==== Information supplied ====

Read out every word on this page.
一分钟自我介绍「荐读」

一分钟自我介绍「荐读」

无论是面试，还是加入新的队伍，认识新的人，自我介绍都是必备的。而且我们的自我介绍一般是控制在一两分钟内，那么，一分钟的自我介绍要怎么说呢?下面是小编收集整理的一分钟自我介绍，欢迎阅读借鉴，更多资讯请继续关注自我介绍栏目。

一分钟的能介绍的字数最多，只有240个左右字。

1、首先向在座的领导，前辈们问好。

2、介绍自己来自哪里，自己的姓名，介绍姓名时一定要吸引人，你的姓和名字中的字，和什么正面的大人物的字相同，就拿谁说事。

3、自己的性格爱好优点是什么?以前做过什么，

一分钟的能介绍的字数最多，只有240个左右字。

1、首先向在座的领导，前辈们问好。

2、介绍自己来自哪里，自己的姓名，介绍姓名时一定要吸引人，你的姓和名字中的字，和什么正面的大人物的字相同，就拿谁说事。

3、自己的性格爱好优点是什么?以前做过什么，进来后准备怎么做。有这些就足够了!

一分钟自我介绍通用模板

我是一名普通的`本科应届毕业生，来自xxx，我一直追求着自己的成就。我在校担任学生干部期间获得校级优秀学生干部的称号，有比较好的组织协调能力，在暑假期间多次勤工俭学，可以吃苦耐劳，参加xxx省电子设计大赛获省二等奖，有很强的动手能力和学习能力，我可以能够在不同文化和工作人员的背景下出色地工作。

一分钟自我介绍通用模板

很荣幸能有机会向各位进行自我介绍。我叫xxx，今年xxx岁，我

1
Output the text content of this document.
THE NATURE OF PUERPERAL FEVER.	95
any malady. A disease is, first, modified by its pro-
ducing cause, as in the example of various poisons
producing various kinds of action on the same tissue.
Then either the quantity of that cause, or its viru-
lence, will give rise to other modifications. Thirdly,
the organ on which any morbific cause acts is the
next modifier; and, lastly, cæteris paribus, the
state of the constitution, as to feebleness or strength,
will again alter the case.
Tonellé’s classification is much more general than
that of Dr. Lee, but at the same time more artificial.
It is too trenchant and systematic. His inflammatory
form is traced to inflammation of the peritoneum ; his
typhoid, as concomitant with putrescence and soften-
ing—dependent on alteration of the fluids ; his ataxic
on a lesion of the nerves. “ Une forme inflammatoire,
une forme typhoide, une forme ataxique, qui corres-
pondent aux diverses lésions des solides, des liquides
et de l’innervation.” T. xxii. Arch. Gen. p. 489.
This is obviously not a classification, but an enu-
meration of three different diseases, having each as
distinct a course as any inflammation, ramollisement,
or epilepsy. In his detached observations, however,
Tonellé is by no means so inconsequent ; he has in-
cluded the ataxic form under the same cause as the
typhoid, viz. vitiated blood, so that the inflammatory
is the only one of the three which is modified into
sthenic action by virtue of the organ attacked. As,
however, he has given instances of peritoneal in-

====

### What needs to be done
Find and copy each line above that includes the string "more".

### Expected answer
Tonellé’s classification is much more general than
that of Dr. Lee, but at the same time more artificial.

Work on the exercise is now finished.